■ **Problem to solve**
Determine the number of lines in the data that include the word "carer", and write only that number.

■ **Information given**
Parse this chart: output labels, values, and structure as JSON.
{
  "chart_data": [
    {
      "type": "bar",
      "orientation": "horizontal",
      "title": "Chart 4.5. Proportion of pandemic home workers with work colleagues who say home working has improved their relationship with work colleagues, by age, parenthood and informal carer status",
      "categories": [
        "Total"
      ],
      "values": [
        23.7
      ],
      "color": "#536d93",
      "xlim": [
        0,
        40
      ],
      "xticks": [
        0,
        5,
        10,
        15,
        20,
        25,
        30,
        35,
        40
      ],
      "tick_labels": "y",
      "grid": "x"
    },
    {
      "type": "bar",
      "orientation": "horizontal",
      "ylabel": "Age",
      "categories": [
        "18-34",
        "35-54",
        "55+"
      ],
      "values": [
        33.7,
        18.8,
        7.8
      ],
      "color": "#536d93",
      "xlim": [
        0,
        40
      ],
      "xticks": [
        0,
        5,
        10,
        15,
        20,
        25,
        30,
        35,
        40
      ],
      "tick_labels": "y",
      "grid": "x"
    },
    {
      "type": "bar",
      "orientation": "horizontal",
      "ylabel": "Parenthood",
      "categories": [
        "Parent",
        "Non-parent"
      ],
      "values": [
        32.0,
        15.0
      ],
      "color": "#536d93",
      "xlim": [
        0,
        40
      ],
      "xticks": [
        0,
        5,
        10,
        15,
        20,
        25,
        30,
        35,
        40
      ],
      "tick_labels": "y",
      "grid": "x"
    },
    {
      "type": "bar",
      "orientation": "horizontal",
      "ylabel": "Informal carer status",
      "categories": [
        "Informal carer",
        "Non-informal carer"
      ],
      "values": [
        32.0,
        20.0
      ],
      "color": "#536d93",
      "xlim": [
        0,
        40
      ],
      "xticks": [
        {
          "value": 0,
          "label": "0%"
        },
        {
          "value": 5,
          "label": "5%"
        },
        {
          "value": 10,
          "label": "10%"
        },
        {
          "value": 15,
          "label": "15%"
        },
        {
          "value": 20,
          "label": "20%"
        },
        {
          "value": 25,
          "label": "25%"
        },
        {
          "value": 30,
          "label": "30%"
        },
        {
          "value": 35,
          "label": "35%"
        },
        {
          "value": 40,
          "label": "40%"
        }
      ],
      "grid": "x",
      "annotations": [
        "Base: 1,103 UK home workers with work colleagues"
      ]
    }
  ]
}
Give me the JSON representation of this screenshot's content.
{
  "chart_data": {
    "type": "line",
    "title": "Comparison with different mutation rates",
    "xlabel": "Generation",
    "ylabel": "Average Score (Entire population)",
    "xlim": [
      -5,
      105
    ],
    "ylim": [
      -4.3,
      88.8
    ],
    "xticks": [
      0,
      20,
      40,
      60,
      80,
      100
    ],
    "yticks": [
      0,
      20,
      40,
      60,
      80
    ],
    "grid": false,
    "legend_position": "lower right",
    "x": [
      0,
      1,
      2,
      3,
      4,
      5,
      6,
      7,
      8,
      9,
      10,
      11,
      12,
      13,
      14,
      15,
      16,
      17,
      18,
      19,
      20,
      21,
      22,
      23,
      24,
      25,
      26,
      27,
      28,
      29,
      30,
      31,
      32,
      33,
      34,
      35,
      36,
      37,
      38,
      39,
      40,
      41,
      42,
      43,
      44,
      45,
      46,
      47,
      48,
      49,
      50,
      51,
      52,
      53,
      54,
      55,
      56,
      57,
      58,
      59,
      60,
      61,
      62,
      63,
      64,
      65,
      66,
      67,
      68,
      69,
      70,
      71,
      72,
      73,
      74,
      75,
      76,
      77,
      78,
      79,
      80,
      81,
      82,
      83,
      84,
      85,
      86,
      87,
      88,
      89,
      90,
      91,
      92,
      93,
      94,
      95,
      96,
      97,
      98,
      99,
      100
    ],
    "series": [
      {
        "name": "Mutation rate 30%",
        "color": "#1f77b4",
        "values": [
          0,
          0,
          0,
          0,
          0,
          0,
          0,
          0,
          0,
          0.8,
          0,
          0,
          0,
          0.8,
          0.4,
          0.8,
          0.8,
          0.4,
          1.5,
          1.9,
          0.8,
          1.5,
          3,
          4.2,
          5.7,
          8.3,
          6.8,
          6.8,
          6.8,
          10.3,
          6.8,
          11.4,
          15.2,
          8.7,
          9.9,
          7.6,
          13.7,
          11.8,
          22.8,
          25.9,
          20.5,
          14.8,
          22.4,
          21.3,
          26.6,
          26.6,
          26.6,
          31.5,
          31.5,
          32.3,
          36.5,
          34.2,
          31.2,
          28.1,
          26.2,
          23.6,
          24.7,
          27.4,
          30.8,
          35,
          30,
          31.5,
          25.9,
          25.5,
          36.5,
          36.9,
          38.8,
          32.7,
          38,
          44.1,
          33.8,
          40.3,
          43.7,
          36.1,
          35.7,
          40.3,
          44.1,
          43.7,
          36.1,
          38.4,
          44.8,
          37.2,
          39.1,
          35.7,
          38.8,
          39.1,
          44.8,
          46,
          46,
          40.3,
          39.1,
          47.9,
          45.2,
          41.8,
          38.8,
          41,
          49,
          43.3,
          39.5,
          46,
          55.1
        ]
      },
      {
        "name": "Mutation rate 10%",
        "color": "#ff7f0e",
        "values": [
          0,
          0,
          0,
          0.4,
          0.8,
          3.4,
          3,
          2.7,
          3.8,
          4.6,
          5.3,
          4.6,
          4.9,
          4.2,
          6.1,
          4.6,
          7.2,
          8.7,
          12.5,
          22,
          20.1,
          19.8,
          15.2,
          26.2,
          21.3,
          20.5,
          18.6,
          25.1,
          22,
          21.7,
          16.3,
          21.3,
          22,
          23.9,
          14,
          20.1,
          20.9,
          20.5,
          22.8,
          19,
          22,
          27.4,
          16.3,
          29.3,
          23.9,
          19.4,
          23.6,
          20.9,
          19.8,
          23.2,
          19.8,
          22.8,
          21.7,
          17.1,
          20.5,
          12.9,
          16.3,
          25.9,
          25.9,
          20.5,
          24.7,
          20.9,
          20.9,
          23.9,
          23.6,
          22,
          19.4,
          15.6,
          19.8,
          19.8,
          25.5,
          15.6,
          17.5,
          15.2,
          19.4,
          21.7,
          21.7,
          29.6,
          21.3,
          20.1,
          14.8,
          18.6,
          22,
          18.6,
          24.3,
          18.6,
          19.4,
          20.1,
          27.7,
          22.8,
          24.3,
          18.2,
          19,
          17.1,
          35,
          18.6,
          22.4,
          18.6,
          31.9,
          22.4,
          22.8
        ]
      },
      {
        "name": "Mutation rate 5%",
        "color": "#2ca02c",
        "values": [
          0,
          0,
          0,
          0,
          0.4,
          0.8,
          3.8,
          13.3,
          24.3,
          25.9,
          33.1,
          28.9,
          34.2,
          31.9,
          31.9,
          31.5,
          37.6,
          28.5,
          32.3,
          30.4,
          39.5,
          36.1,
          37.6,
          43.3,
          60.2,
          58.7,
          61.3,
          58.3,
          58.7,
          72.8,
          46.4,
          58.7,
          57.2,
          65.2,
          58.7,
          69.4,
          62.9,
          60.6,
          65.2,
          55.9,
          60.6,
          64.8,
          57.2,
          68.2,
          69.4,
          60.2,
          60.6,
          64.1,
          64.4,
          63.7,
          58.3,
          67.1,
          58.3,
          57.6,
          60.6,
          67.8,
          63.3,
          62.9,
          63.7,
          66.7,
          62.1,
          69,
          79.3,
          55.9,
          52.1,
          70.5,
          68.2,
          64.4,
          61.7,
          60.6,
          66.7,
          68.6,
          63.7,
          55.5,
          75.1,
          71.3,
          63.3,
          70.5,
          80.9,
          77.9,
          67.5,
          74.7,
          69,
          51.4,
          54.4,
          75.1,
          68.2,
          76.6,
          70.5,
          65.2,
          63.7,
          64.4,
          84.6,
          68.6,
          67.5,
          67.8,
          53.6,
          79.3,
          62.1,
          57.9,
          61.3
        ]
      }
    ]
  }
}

■ **Output for this exercise**
4